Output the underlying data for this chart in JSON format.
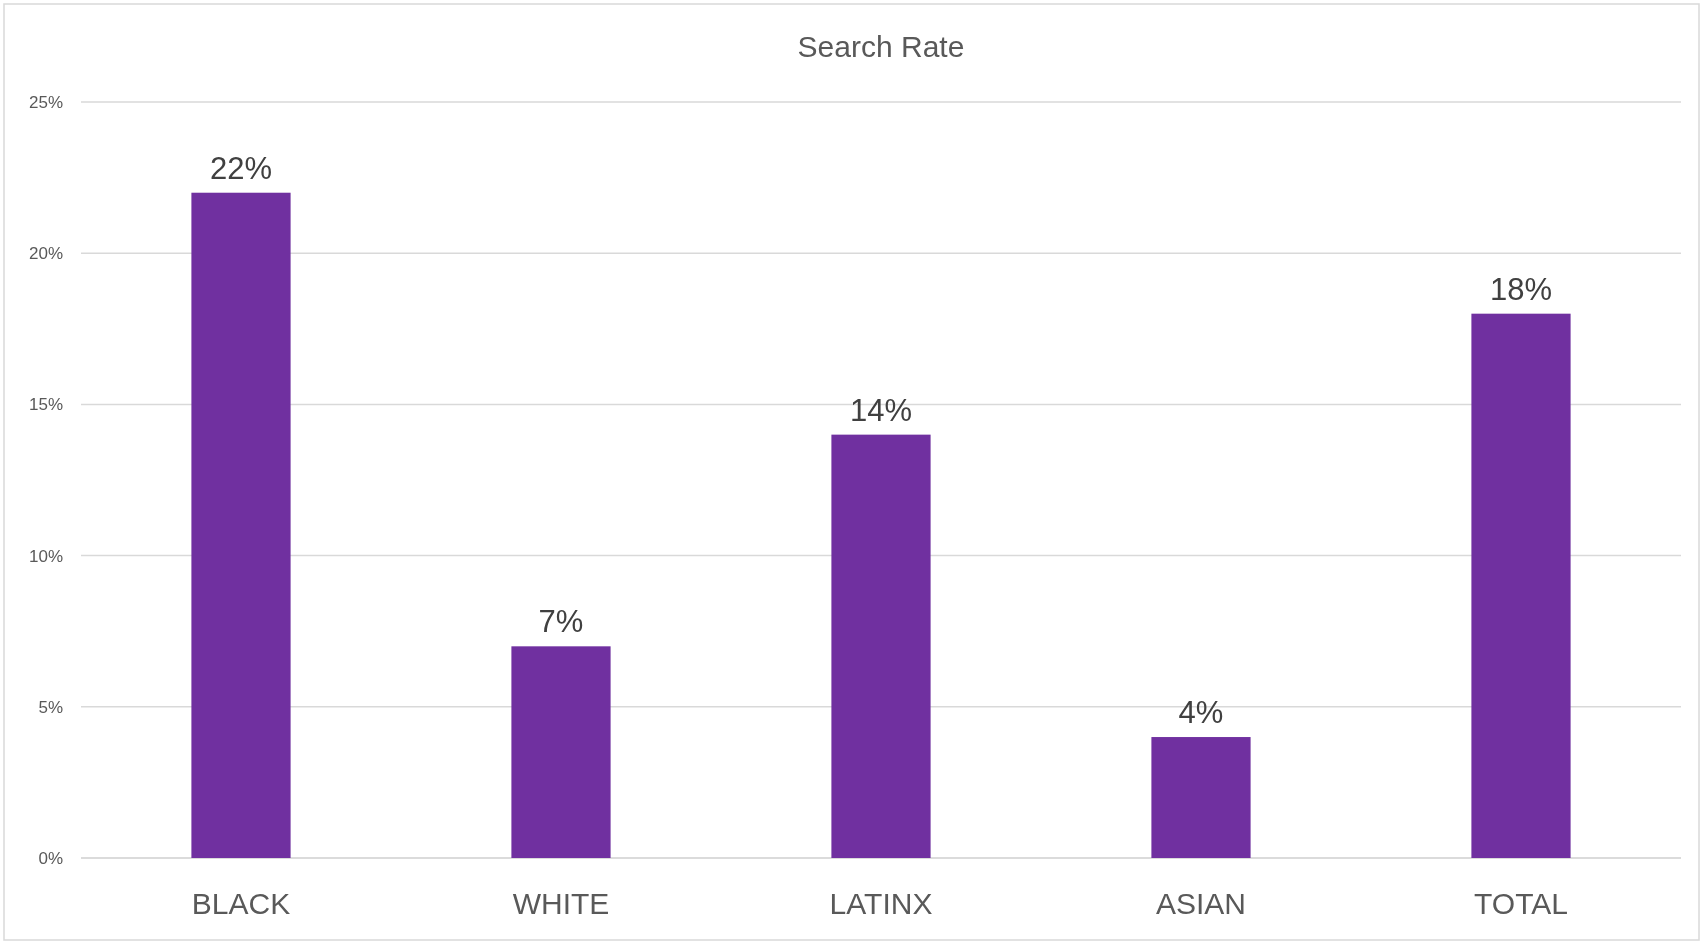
{
  "chart_data": {
    "type": "bar",
    "title": "Search Rate",
    "categories": [
      "BLACK",
      "WHITE",
      "LATINX",
      "ASIAN",
      "TOTAL"
    ],
    "values": [
      22,
      7,
      14,
      4,
      18
    ],
    "value_labels": [
      "22%",
      "7%",
      "14%",
      "4%",
      "18%"
    ],
    "color": "#7030a0",
    "ylim": [
      0,
      25
    ],
    "yticks": [
      {
        "value": 0,
        "label": "0%"
      },
      {
        "value": 5,
        "label": "5%"
      },
      {
        "value": 10,
        "label": "10%"
      },
      {
        "value": 15,
        "label": "15%"
      },
      {
        "value": 20,
        "label": "20%"
      },
      {
        "value": 25,
        "label": "25%"
      }
    ],
    "grid": true
  }
}
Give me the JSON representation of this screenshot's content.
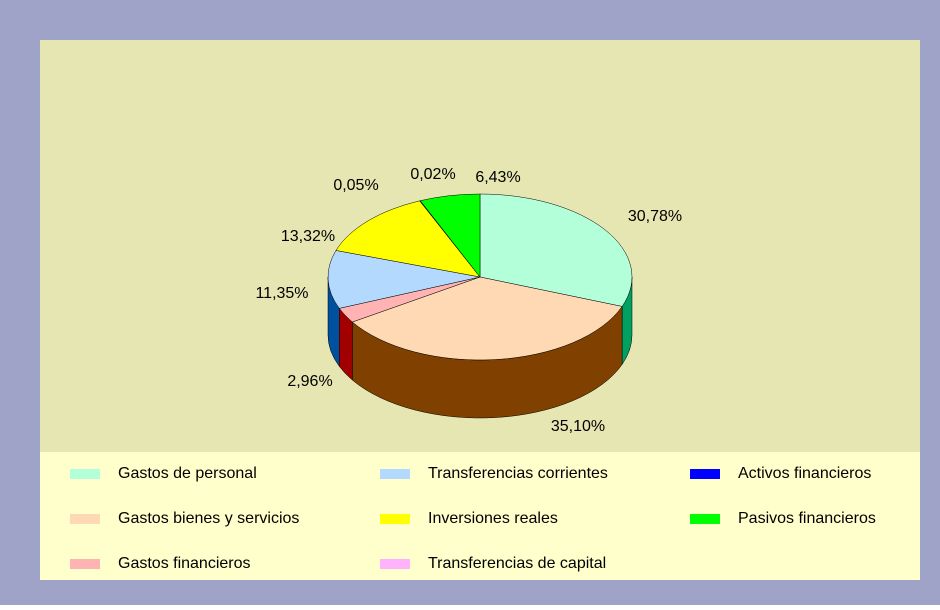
{
  "chart_data": {
    "type": "pie3d",
    "categories": [
      "Gastos de personal",
      "Gastos bienes y servicios",
      "Gastos financieros",
      "Transferencias corrientes",
      "Inversiones reales",
      "Transferencias de capital",
      "Activos financieros",
      "Pasivos financieros"
    ],
    "values": [
      30.78,
      35.1,
      2.96,
      11.35,
      13.32,
      0.05,
      0.02,
      6.43
    ],
    "value_labels": [
      "30,78%",
      "35,10%",
      "2,96%",
      "11,35%",
      "13,32%",
      "0,05%",
      "0,02%",
      "6,43%"
    ],
    "colors": [
      "#b3ffd9",
      "#ffd9b3",
      "#ffb3b3",
      "#b3d9ff",
      "#ffff00",
      "#ffb3ff",
      "#0000ff",
      "#00ff00"
    ],
    "side_colors": [
      "#00a060",
      "#804000",
      "#a00000",
      "#0050a0",
      "#a0a000",
      "#a000a0",
      "#000080",
      "#00a000"
    ],
    "legend": "bottom"
  }
}
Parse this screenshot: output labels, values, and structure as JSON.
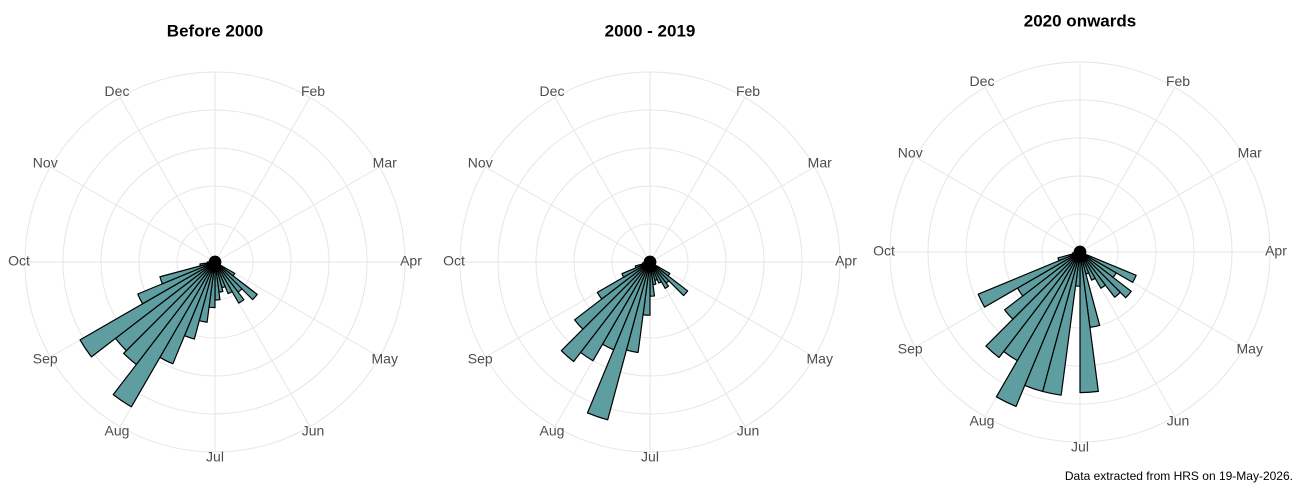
{
  "chart_data": [
    {
      "type": "polar_histogram",
      "title": "Before 2000",
      "color": "#5f9ea0",
      "grid": true,
      "bins": [
        0,
        0.25,
        0.5,
        0.75,
        1,
        1.25,
        1.5,
        1.75,
        2,
        2.25,
        2.5,
        2.75,
        3,
        3.25,
        3.5,
        3.75,
        4,
        4.25,
        4.5,
        4.75,
        5,
        5.25,
        5.5,
        5.75,
        6,
        6.25,
        6.5,
        6.75,
        7,
        7.25,
        7.5,
        7.75,
        8,
        8.25,
        8.5,
        8.75,
        9,
        9.25,
        9.5,
        9.75,
        10,
        10.25,
        10.5,
        10.75,
        11,
        11.25,
        11.5,
        11.75,
        12
      ],
      "values": [
        0.15,
        0.15,
        0.15,
        0.15,
        0.15,
        0.15,
        0.15,
        0.15,
        0.15,
        0.15,
        0.15,
        0.15,
        0.15,
        0.15,
        0.15,
        0.15,
        0.6,
        1.4,
        1.0,
        1.25,
        0.9,
        0.7,
        0.8,
        1.0,
        1.2,
        1.6,
        2.1,
        2.9,
        4.4,
        3.4,
        3.3,
        4.1,
        2.2,
        1.5,
        0.4,
        0.2,
        0.15,
        0.15,
        0.15,
        0.15,
        0.15,
        0.15,
        0.15,
        0.15,
        0.15,
        0.15,
        0.15,
        0.15
      ],
      "xlim": [
        0,
        12
      ],
      "xticks": [
        {
          "value": 1,
          "label": "Feb"
        },
        {
          "value": 2,
          "label": "Mar"
        },
        {
          "value": 3,
          "label": "Apr"
        },
        {
          "value": 4,
          "label": "May"
        },
        {
          "value": 5,
          "label": "Jun"
        },
        {
          "value": 6,
          "label": "Jul"
        },
        {
          "value": 7,
          "label": "Aug"
        },
        {
          "value": 8,
          "label": "Sep"
        },
        {
          "value": 9,
          "label": "Oct"
        },
        {
          "value": 10,
          "label": "Nov"
        },
        {
          "value": 11,
          "label": "Dec"
        }
      ],
      "ylim": [
        0,
        5
      ],
      "yticks": [
        1,
        2,
        3,
        4,
        5
      ]
    },
    {
      "type": "polar_histogram",
      "title": "2000 - 2019",
      "color": "#5f9ea0",
      "grid": true,
      "bins": [
        0,
        0.25,
        0.5,
        0.75,
        1,
        1.25,
        1.5,
        1.75,
        2,
        2.25,
        2.5,
        2.75,
        3,
        3.25,
        3.5,
        3.75,
        4,
        4.25,
        4.5,
        4.75,
        5,
        5.25,
        5.5,
        5.75,
        6,
        6.25,
        6.5,
        6.75,
        7,
        7.25,
        7.5,
        7.75,
        8,
        8.25,
        8.5,
        8.75,
        9,
        9.25,
        9.5,
        9.75,
        10,
        10.25,
        10.5,
        10.75,
        11,
        11.25,
        11.5,
        11.75,
        12
      ],
      "values": [
        0.15,
        0.15,
        0.15,
        0.15,
        0.15,
        0.15,
        0.15,
        0.15,
        0.15,
        0.15,
        0.15,
        0.15,
        0.15,
        0.15,
        0.15,
        0.15,
        0.6,
        1.25,
        0.7,
        0.8,
        0.6,
        0.5,
        0.6,
        0.9,
        1.4,
        2.4,
        4.3,
        2.5,
        3.0,
        3.3,
        2.5,
        1.6,
        0.8,
        0.4,
        0.2,
        0.15,
        0.15,
        0.15,
        0.15,
        0.15,
        0.15,
        0.15,
        0.15,
        0.15,
        0.15,
        0.15,
        0.15,
        0.15
      ],
      "xlim": [
        0,
        12
      ],
      "xticks": [
        {
          "value": 1,
          "label": "Feb"
        },
        {
          "value": 2,
          "label": "Mar"
        },
        {
          "value": 3,
          "label": "Apr"
        },
        {
          "value": 4,
          "label": "May"
        },
        {
          "value": 5,
          "label": "Jun"
        },
        {
          "value": 6,
          "label": "Jul"
        },
        {
          "value": 7,
          "label": "Aug"
        },
        {
          "value": 8,
          "label": "Sep"
        },
        {
          "value": 9,
          "label": "Oct"
        },
        {
          "value": 10,
          "label": "Nov"
        },
        {
          "value": 11,
          "label": "Dec"
        }
      ],
      "ylim": [
        0,
        5
      ],
      "yticks": [
        1,
        2,
        3,
        4,
        5
      ]
    },
    {
      "type": "polar_histogram",
      "title": "2020 onwards",
      "color": "#5f9ea0",
      "grid": true,
      "bins": [
        0,
        0.25,
        0.5,
        0.75,
        1,
        1.25,
        1.5,
        1.75,
        2,
        2.25,
        2.5,
        2.75,
        3,
        3.25,
        3.5,
        3.75,
        4,
        4.25,
        4.5,
        4.75,
        5,
        5.25,
        5.5,
        5.75,
        6,
        6.25,
        6.5,
        6.75,
        7,
        7.25,
        7.5,
        7.75,
        8,
        8.25,
        8.5,
        8.75,
        9,
        9.25,
        9.5,
        9.75,
        10,
        10.25,
        10.5,
        10.75,
        11,
        11.25,
        11.5,
        11.75,
        12
      ],
      "values": [
        0.15,
        0.15,
        0.15,
        0.15,
        0.15,
        0.15,
        0.15,
        0.15,
        0.15,
        0.15,
        0.15,
        0.15,
        0.15,
        0.15,
        0.15,
        1.6,
        1.1,
        1.7,
        1.5,
        1.1,
        0.8,
        0.6,
        2.0,
        3.7,
        0.9,
        3.8,
        3.8,
        4.4,
        3.3,
        3.5,
        2.5,
        1.9,
        2.9,
        0.6,
        0.2,
        0.15,
        0.15,
        0.15,
        0.15,
        0.15,
        0.15,
        0.15,
        0.15,
        0.15,
        0.15,
        0.15,
        0.15,
        0.15
      ],
      "xlim": [
        0,
        12
      ],
      "xticks": [
        {
          "value": 1,
          "label": "Feb"
        },
        {
          "value": 2,
          "label": "Mar"
        },
        {
          "value": 3,
          "label": "Apr"
        },
        {
          "value": 4,
          "label": "May"
        },
        {
          "value": 5,
          "label": "Jun"
        },
        {
          "value": 6,
          "label": "Jul"
        },
        {
          "value": 7,
          "label": "Aug"
        },
        {
          "value": 8,
          "label": "Sep"
        },
        {
          "value": 9,
          "label": "Oct"
        },
        {
          "value": 10,
          "label": "Nov"
        },
        {
          "value": 11,
          "label": "Dec"
        }
      ],
      "ylim": [
        0,
        5
      ],
      "yticks": [
        1,
        2,
        3,
        4,
        5
      ]
    }
  ],
  "footnote": "Data extracted from HRS on 19-May-2026."
}
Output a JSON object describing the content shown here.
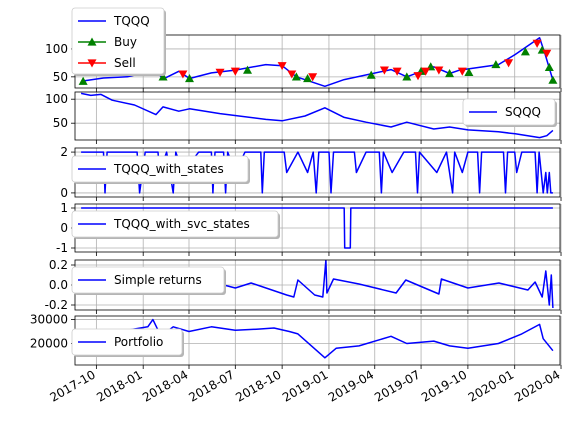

## Directions
Extract from the data every line where "financieros" shows up.

## Answer to this task
      "Gastos financieros",
      "Activos financieros",
      "Pasivos financieros"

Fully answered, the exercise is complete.